### [Short exercise]
Reproduce every line of the records below word for word, leaving out the pictures.

### [Records for the exercise]

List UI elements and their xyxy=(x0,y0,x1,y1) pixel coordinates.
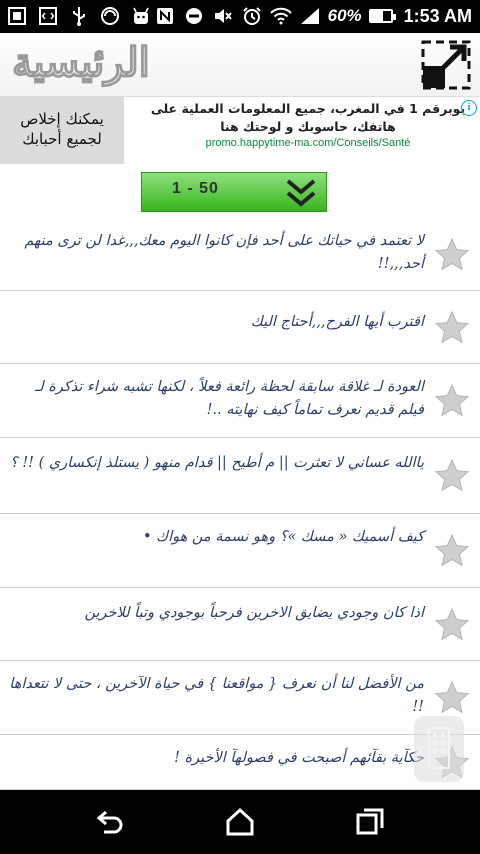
android-icon xyxy=(130,5,152,27)
signal-icon xyxy=(299,5,321,27)
ad-info-icon[interactable]: i xyxy=(461,100,477,116)
favorite-star-icon[interactable] xyxy=(434,533,470,569)
floating-action-button[interactable] xyxy=(414,716,464,782)
battery-percent: 60% xyxy=(327,6,362,25)
ad-side-line-2: لجميع أحبابك xyxy=(22,130,102,148)
quote-text: اقترب أيها الفرح,,,أحتاج اليك xyxy=(250,314,424,330)
quote-row[interactable]: كيف أسميك « مسك »؟ وهو نسمة من هواك • xyxy=(0,514,480,588)
favorite-star-icon[interactable] xyxy=(434,458,470,494)
ad-url[interactable]: promo.happytime-ma.com/Conseils/Santé xyxy=(142,137,474,149)
quote-row[interactable]: اقترب أيها الفرح,,,أحتاج اليك xyxy=(0,291,480,364)
ad-title: بوبرقم 1 في المغرب، جميع المعلومات العمل… xyxy=(150,101,466,134)
page-range-label: 1 - 50 xyxy=(172,180,219,197)
expand-icon xyxy=(421,40,471,90)
quote-row[interactable]: العودة لـ غلاقة سابقة لحظة رائعة فعلاً ،… xyxy=(0,364,480,438)
usb-icon xyxy=(68,5,90,27)
page-title-logo: الرئيسية xyxy=(11,38,150,87)
app-header: الرئيسية xyxy=(0,33,480,97)
ad-side-line-1: يمكنك إخلاص xyxy=(20,110,104,128)
quote-text: لا تعتمد في حياتك على أحد فإن كانوا اليو… xyxy=(24,233,424,272)
quote-text: كيف أسميك « مسك »؟ وهو نسمة من هواك • xyxy=(142,529,424,545)
code-icon xyxy=(37,5,59,27)
double-chevron-down-icon xyxy=(286,179,316,207)
recents-icon[interactable] xyxy=(354,806,386,838)
do-not-disturb-icon xyxy=(183,5,205,27)
quote-row[interactable]: لا تعتمد في حياتك على أحد فإن كانوا اليو… xyxy=(0,218,480,291)
home-icon[interactable] xyxy=(224,806,256,838)
quote-text: ياالله عساني لا تعثرت || م أطيح || قدام … xyxy=(10,455,424,471)
picture-icon xyxy=(6,5,28,27)
favorite-star-icon[interactable] xyxy=(434,680,470,716)
favorite-star-icon[interactable] xyxy=(434,607,470,643)
battery-icon xyxy=(368,9,396,23)
clock: 1:53 AM xyxy=(403,5,472,26)
quote-text: العودة لـ غلاقة سابقة لحظة رائعة فعلاً ،… xyxy=(35,379,424,418)
battery-fill xyxy=(370,11,383,21)
quote-row[interactable]: اذا كان وجودي يضايق الاخرين فرحباً بوجود… xyxy=(0,588,480,661)
status-bar: 60% 1:53 AM xyxy=(0,0,480,33)
expand-button[interactable] xyxy=(420,39,472,91)
building-icon xyxy=(428,727,450,769)
wifi-icon xyxy=(269,5,292,27)
quote-text: اذا كان وجودي يضايق الاخرين فرحباً بوجود… xyxy=(84,605,424,621)
favorite-star-icon[interactable] xyxy=(434,237,470,273)
sync-icon xyxy=(99,5,121,27)
quote-row[interactable]: حكآية بقآئهم أصبحت في فصولهآ الأخيرة ! xyxy=(0,735,480,790)
favorite-star-icon[interactable] xyxy=(434,383,470,419)
mute-icon xyxy=(212,5,234,27)
favorite-star-icon[interactable] xyxy=(434,310,470,346)
ad-side-text[interactable]: يمكنك إخلاص لجميع أحبابك xyxy=(0,97,124,164)
quote-text: من الأفضل لنا أن نعرف { مواقعنا } في حيا… xyxy=(9,676,424,715)
quote-text: حكآية بقآئهم أصبحت في فصولهآ الأخيرة ! xyxy=(174,750,424,766)
ad-content[interactable]: بوبرقم 1 في المغرب، جميع المعلومات العمل… xyxy=(124,97,480,164)
nfc-icon xyxy=(154,5,176,27)
ad-banner[interactable]: يمكنك إخلاص لجميع أحبابك بوبرقم 1 في الم… xyxy=(0,97,480,164)
back-icon[interactable] xyxy=(94,806,126,838)
alarm-icon xyxy=(241,5,263,27)
page-range-selector[interactable]: 1 - 50 xyxy=(141,172,327,212)
quote-row[interactable]: ياالله عساني لا تعثرت || م أطيح || قدام … xyxy=(0,438,480,514)
system-nav-bar xyxy=(0,790,480,854)
quote-row[interactable]: من الأفضل لنا أن نعرف { مواقعنا } في حيا… xyxy=(0,661,480,735)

### [Exercise answer]
List UI elements and their xyxy=(x0,y0,x1,y1) pixel coordinates.
android-icon xyxy=(130,5,152,27)
signal-icon xyxy=(299,5,321,27)
ad-info-icon[interactable]: i xyxy=(461,100,477,116)
favorite-star-icon[interactable] xyxy=(434,533,470,569)
floating-action-button[interactable] xyxy=(414,716,464,782)
battery-percent: 60% xyxy=(327,6,362,25)
ad-side-line-2: لجميع أحبابك xyxy=(22,130,102,148)
quote-text: اقترب أيها الفرح,,,أحتاج اليك xyxy=(250,314,424,330)
quote-row[interactable]: كيف أسميك « مسك »؟ وهو نسمة من هواك • xyxy=(0,514,480,588)
favorite-star-icon[interactable] xyxy=(434,458,470,494)
ad-url[interactable]: promo.happytime-ma.com/Conseils/Santé xyxy=(142,137,474,149)
quote-row[interactable]: اقترب أيها الفرح,,,أحتاج اليك xyxy=(0,291,480,364)
ad-title: بوبرقم 1 في المغرب، جميع المعلومات العمل… xyxy=(150,101,466,134)
page-range-label: 1 - 50 xyxy=(172,180,219,197)
expand-icon xyxy=(421,40,471,90)
quote-row[interactable]: العودة لـ غلاقة سابقة لحظة رائعة فعلاً ،… xyxy=(0,364,480,438)
usb-icon xyxy=(68,5,90,27)
page-title-logo: الرئيسية xyxy=(11,38,150,87)
app-header: الرئيسية xyxy=(0,33,480,97)
ad-side-line-1: يمكنك إخلاص xyxy=(20,110,104,128)
quote-text: لا تعتمد في حياتك على أحد فإن كانوا اليو… xyxy=(24,233,424,272)
quote-text: كيف أسميك « مسك »؟ وهو نسمة من هواك • xyxy=(142,529,424,545)
code-icon xyxy=(37,5,59,27)
double-chevron-down-icon xyxy=(286,179,316,207)
recents-icon[interactable] xyxy=(354,806,386,838)
do-not-disturb-icon xyxy=(183,5,205,27)
quote-row[interactable]: لا تعتمد في حياتك على أحد فإن كانوا اليو… xyxy=(0,218,480,291)
home-icon[interactable] xyxy=(224,806,256,838)
quote-text: ياالله عساني لا تعثرت || م أطيح || قدام … xyxy=(10,455,424,471)
picture-icon xyxy=(6,5,28,27)
favorite-star-icon[interactable] xyxy=(434,680,470,716)
favorite-star-icon[interactable] xyxy=(434,607,470,643)
battery-icon xyxy=(368,9,396,23)
clock: 1:53 AM xyxy=(403,5,472,26)
quote-text: العودة لـ غلاقة سابقة لحظة رائعة فعلاً ،… xyxy=(35,379,424,418)
battery-fill xyxy=(370,11,383,21)
quote-row[interactable]: اذا كان وجودي يضايق الاخرين فرحباً بوجود… xyxy=(0,588,480,661)
status-bar: 60% 1:53 AM xyxy=(0,0,480,33)
expand-button[interactable] xyxy=(420,39,472,91)
building-icon xyxy=(428,727,450,769)
wifi-icon xyxy=(269,5,292,27)
quote-text: اذا كان وجودي يضايق الاخرين فرحباً بوجود… xyxy=(84,605,424,621)
favorite-star-icon[interactable] xyxy=(434,237,470,273)
sync-icon xyxy=(99,5,121,27)
quote-row[interactable]: حكآية بقآئهم أصبحت في فصولهآ الأخيرة ! xyxy=(0,735,480,790)
favorite-star-icon[interactable] xyxy=(434,383,470,419)
mute-icon xyxy=(212,5,234,27)
favorite-star-icon[interactable] xyxy=(434,310,470,346)
ad-side-text[interactable]: يمكنك إخلاص لجميع أحبابك xyxy=(0,97,124,164)
quote-text: من الأفضل لنا أن نعرف { مواقعنا } في حيا… xyxy=(9,676,424,715)
quote-text: حكآية بقآئهم أصبحت في فصولهآ الأخيرة ! xyxy=(174,750,424,766)
ad-content[interactable]: بوبرقم 1 في المغرب، جميع المعلومات العمل… xyxy=(124,97,480,164)
nfc-icon xyxy=(154,5,176,27)
ad-banner[interactable]: يمكنك إخلاص لجميع أحبابك بوبرقم 1 في الم… xyxy=(0,97,480,164)
back-icon[interactable] xyxy=(94,806,126,838)
alarm-icon xyxy=(241,5,263,27)
page-range-selector[interactable]: 1 - 50 xyxy=(141,172,327,212)
quote-row[interactable]: ياالله عساني لا تعثرت || م أطيح || قدام … xyxy=(0,438,480,514)
system-nav-bar xyxy=(0,790,480,854)
quote-row[interactable]: من الأفضل لنا أن نعرف { مواقعنا } في حيا… xyxy=(0,661,480,735)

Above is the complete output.